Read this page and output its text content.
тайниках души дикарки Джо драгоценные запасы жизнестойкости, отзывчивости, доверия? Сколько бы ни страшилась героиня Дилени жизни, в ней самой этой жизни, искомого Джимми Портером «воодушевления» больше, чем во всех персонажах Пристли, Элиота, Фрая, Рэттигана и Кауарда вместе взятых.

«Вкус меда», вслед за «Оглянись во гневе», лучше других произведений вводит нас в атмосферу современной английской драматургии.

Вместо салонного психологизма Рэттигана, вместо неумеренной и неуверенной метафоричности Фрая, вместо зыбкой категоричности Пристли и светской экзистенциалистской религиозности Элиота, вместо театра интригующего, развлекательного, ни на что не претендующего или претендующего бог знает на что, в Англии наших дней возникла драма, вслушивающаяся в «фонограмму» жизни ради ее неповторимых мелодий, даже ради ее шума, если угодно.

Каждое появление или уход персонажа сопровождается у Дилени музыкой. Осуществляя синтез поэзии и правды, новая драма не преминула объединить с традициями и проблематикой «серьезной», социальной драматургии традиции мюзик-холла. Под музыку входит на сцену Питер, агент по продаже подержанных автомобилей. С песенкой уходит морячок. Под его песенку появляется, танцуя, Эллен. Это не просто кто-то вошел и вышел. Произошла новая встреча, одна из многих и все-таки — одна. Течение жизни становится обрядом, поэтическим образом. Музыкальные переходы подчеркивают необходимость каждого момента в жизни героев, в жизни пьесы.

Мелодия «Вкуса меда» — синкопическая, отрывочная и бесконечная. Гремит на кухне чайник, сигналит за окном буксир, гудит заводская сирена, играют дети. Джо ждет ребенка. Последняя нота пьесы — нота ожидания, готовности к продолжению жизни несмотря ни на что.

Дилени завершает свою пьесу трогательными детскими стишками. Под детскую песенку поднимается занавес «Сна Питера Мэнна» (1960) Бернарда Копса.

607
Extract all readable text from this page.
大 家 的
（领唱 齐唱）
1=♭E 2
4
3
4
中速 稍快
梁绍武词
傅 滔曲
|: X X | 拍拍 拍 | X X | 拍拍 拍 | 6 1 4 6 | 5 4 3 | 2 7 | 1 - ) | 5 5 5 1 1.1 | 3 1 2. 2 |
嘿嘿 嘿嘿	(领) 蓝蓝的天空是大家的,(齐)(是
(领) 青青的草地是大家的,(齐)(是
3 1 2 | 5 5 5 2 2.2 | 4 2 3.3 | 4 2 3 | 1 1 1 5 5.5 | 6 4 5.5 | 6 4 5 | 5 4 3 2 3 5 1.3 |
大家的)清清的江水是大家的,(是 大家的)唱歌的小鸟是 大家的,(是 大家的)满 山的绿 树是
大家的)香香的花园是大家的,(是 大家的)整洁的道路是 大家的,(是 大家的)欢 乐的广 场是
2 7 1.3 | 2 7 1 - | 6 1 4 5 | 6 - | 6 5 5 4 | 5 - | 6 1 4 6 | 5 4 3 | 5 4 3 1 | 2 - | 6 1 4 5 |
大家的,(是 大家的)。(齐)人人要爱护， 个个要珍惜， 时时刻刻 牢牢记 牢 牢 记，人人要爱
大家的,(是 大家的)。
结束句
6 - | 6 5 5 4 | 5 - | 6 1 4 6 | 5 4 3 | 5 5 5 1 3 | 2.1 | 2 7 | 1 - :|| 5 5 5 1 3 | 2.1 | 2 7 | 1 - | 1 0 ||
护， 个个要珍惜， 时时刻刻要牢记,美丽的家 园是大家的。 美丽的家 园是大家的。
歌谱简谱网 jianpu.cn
* * *
Write out the whole listing exactly.

Read this page and output its text content.
тайниках души дикарки Джо драгоценные запасы жизнестойкости, отзывчивости, доверия? Сколько бы ни страшилась героиня Дилени жизни, в ней самой этой жизни, искомого Джимми Портером «воодушевления» больше, чем во всех персонажах Пристли, Элиота, Фрая, Рэттигана и Кауарда вместе взятых.

«Вкус меда», вслед за «Оглянись во гневе», лучше других произведений вводит нас в атмосферу современной английской драматургии.

Вместо салонного психологизма Рэттигана, вместо неумеренной и неуверенной метафоричности Фрая, вместо зыбкой категоричности Пристли и светской экзистенциалистской религиозности Элиота, вместо театра интригующего, развлекательного, ни на что не претендующего или претендующего бог знает на что, в Англии наших дней возникла драма, вслушивающаяся в «фонограмму» жизни ради ее неповторимых мелодий, даже ради ее шума, если угодно.

Каждое появление или уход персонажа сопровождается у Дилени музыкой. Осуществляя синтез поэзии и правды, новая драма не преминула объединить с традициями и проблематикой «серьезной», социальной драматургии традиции мюзик-холла. Под музыку входит на сцену Питер, агент по продаже подержанных автомобилей. С песенкой уходит морячок. Под его песенку появляется, танцуя, Эллен. Это не просто кто-то вошел и вышел. Произошла новая встреча, одна из многих и все-таки — одна. Течение жизни становится обрядом, поэтическим образом. Музыкальные переходы подчеркивают необходимость каждого момента в жизни героев, в жизни пьесы.

Мелодия «Вкуса меда» — синкопическая, отрывочная и бесконечная. Гремит на кухне чайник, сигналит за окном буксир, гудит заводская сирена, играют дети. Джо ждет ребенка. Последняя нота пьесы — нота ожидания, готовности к продолжению жизни несмотря ни на что.

Дилени завершает свою пьесу трогательными детскими стишками. Под детскую песенку поднимается занавес «Сна Питера Мэнна» (1960) Бернарда Копса.

607
Extract all readable text from this page.
大 家 的
（领唱 齐唱）
1=♭E 2
4
3
4
中速 稍快
梁绍武词
傅 滔曲
|: X X | 拍拍 拍 | X X | 拍拍 拍 | 6 1 4 6 | 5 4 3 | 2 7 | 1 - ) | 5 5 5 1 1.1 | 3 1 2. 2 |
嘿嘿 嘿嘿	(领) 蓝蓝的天空是大家的,(齐)(是
(领) 青青的草地是大家的,(齐)(是
3 1 2 | 5 5 5 2 2.2 | 4 2 3.3 | 4 2 3 | 1 1 1 5 5.5 | 6 4 5.5 | 6 4 5 | 5 4 3 2 3 5 1.3 |
大家的)清清的江水是大家的,(是 大家的)唱歌的小鸟是 大家的,(是 大家的)满 山的绿 树是
大家的)香香的花园是大家的,(是 大家的)整洁的道路是 大家的,(是 大家的)欢 乐的广 场是
2 7 1.3 | 2 7 1 - | 6 1 4 5 | 6 - | 6 5 5 4 | 5 - | 6 1 4 6 | 5 4 3 | 5 4 3 1 | 2 - | 6 1 4 5 |
大家的,(是 大家的)。(齐)人人要爱护， 个个要珍惜， 时时刻刻 牢牢记 牢 牢 记，人人要爱
大家的,(是 大家的)。
结束句
6 - | 6 5 5 4 | 5 - | 6 1 4 6 | 5 4 3 | 5 5 5 1 3 | 2.1 | 2 7 | 1 - :|| 5 5 5 1 3 | 2.1 | 2 7 | 1 - | 1 0 ||
护， 个个要珍惜， 时时刻刻要牢记,美丽的家 园是大家的。 美丽的家 园是大家的。
歌谱简谱网 jianpu.cn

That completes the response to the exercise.